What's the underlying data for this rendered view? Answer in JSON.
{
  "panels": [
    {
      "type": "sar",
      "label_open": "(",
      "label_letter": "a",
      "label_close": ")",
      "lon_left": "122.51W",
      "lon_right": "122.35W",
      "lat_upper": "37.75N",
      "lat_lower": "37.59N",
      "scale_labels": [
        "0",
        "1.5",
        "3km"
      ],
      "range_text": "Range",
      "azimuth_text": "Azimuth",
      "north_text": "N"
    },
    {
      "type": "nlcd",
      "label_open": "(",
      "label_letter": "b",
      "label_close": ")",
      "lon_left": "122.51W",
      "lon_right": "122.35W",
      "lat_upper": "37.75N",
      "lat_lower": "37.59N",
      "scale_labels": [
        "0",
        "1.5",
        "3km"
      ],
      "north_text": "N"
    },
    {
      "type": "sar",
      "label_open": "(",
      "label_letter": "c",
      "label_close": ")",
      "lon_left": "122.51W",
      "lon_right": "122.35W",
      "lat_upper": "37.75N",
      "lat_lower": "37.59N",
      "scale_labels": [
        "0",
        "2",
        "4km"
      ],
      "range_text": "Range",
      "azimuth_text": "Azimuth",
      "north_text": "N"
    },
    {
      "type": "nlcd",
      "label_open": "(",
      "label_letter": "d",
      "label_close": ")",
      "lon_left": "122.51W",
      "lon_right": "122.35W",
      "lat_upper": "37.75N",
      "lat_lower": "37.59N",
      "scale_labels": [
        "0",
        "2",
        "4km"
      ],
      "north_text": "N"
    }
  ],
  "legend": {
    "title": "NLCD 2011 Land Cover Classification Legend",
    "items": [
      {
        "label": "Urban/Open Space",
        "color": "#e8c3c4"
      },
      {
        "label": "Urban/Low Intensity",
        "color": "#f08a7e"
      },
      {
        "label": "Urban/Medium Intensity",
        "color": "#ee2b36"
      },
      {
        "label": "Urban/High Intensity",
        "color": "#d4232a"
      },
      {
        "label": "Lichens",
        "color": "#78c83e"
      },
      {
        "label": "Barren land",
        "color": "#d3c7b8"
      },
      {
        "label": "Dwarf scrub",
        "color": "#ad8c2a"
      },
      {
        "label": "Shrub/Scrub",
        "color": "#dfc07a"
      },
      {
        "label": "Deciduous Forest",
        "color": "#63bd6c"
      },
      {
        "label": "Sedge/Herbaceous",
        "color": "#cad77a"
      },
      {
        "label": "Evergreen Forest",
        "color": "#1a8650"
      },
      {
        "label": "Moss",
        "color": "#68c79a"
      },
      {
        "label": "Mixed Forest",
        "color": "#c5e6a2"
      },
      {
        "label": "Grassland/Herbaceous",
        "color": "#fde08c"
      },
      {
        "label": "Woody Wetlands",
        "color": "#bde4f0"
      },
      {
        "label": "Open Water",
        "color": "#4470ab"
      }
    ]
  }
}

• **Problem to solve**
Extract all of the data above and output it character for character.

• **Complete answer**
What's the underlying data for this rendered view? Answer in JSON.
{
  "panels": [
    {
      "type": "sar",
      "label_open": "(",
      "label_letter": "a",
      "label_close": ")",
      "lon_left": "122.51W",
      "lon_right": "122.35W",
      "lat_upper": "37.75N",
      "lat_lower": "37.59N",
      "scale_labels": [
        "0",
        "1.5",
        "3km"
      ],
      "range_text": "Range",
      "azimuth_text": "Azimuth",
      "north_text": "N"
    },
    {
      "type": "nlcd",
      "label_open": "(",
      "label_letter": "b",
      "label_close": ")",
      "lon_left": "122.51W",
      "lon_right": "122.35W",
      "lat_upper": "37.75N",
      "lat_lower": "37.59N",
      "scale_labels": [
        "0",
        "1.5",
        "3km"
      ],
      "north_text": "N"
    },
    {
      "type": "sar",
      "label_open": "(",
      "label_letter": "c",
      "label_close": ")",
      "lon_left": "122.51W",
      "lon_right": "122.35W",
      "lat_upper": "37.75N",
      "lat_lower": "37.59N",
      "scale_labels": [
        "0",
        "2",
        "4km"
      ],
      "range_text": "Range",
      "azimuth_text": "Azimuth",
      "north_text": "N"
    },
    {
      "type": "nlcd",
      "label_open": "(",
      "label_letter": "d",
      "label_close": ")",
      "lon_left": "122.51W",
      "lon_right": "122.35W",
      "lat_upper": "37.75N",
      "lat_lower": "37.59N",
      "scale_labels": [
        "0",
        "2",
        "4km"
      ],
      "north_text": "N"
    }
  ],
  "legend": {
    "title": "NLCD 2011 Land Cover Classification Legend",
    "items": [
      {
        "label": "Urban/Open Space",
        "color": "#e8c3c4"
      },
      {
        "label": "Urban/Low Intensity",
        "color": "#f08a7e"
      },
      {
        "label": "Urban/Medium Intensity",
        "color": "#ee2b36"
      },
      {
        "label": "Urban/High Intensity",
        "color": "#d4232a"
      },
      {
        "label": "Lichens",
        "color": "#78c83e"
      },
      {
        "label": "Barren land",
        "color": "#d3c7b8"
      },
      {
        "label": "Dwarf scrub",
        "color": "#ad8c2a"
      },
      {
        "label": "Shrub/Scrub",
        "color": "#dfc07a"
      },
      {
        "label": "Deciduous Forest",
        "color": "#63bd6c"
      },
      {
        "label": "Sedge/Herbaceous",
        "color": "#cad77a"
      },
      {
        "label": "Evergreen Forest",
        "color": "#1a8650"
      },
      {
        "label": "Moss",
        "color": "#68c79a"
      },
      {
        "label": "Mixed Forest",
        "color": "#c5e6a2"
      },
      {
        "label": "Grassland/Herbaceous",
        "color": "#fde08c"
      },
      {
        "label": "Woody Wetlands",
        "color": "#bde4f0"
      },
      {
        "label": "Open Water",
        "color": "#4470ab"
      }
    ]
  }
}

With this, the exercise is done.